▶ _Exercise description_
Can you repeat the listing word for word, starting at its first line and stopping after the line that contains "terrain-value: 丛林 [97,121,130,140]", with both of those lines included?

_ _ _ _ _ _ _

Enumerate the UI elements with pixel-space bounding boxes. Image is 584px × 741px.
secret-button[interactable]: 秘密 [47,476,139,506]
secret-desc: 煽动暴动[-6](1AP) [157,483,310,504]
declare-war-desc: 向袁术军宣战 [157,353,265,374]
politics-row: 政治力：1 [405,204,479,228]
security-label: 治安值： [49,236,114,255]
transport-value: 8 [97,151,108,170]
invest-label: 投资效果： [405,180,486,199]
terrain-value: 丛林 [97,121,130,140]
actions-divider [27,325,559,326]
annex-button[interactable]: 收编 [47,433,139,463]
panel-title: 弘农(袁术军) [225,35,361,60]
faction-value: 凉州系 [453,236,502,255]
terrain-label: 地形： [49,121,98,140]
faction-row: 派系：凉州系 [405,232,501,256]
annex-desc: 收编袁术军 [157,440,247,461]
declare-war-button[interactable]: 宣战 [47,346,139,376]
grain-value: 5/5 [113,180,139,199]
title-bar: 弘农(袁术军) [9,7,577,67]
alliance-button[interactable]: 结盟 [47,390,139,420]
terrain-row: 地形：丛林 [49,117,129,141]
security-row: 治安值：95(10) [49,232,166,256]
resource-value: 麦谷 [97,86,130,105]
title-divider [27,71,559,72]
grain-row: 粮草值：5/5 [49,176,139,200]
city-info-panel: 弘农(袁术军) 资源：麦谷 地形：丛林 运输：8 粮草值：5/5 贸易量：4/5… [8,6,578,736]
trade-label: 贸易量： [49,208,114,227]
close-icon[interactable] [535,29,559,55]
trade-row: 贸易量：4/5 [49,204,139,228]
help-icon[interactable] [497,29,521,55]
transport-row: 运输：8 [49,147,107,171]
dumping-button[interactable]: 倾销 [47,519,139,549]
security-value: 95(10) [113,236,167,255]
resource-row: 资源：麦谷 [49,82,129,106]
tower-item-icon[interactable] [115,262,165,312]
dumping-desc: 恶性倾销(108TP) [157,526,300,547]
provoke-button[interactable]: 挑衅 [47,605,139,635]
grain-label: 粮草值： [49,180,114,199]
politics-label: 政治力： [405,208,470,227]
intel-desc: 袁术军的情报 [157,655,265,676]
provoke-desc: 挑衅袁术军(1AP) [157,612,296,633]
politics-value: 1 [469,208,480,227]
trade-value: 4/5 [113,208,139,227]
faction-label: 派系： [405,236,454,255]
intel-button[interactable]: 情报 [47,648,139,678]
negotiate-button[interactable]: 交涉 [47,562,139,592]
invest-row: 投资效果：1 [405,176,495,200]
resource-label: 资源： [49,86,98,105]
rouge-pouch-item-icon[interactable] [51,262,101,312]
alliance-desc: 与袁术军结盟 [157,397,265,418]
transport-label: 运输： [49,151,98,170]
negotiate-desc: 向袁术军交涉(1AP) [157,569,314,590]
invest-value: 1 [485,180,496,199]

_ _ _ _ _ _ _

▶ _Solution to the problem_
Enumerate the UI elements with pixel-space bounding boxes. Image is 584px × 741px.
secret-button[interactable]: 秘密 [47,476,139,506]
secret-desc: 煽动暴动[-6](1AP) [157,483,310,504]
declare-war-desc: 向袁术军宣战 [157,353,265,374]
politics-row: 政治力：1 [405,204,479,228]
security-label: 治安值： [49,236,114,255]
transport-value: 8 [97,151,108,170]
invest-label: 投资效果： [405,180,486,199]
terrain-value: 丛林 [97,121,130,140]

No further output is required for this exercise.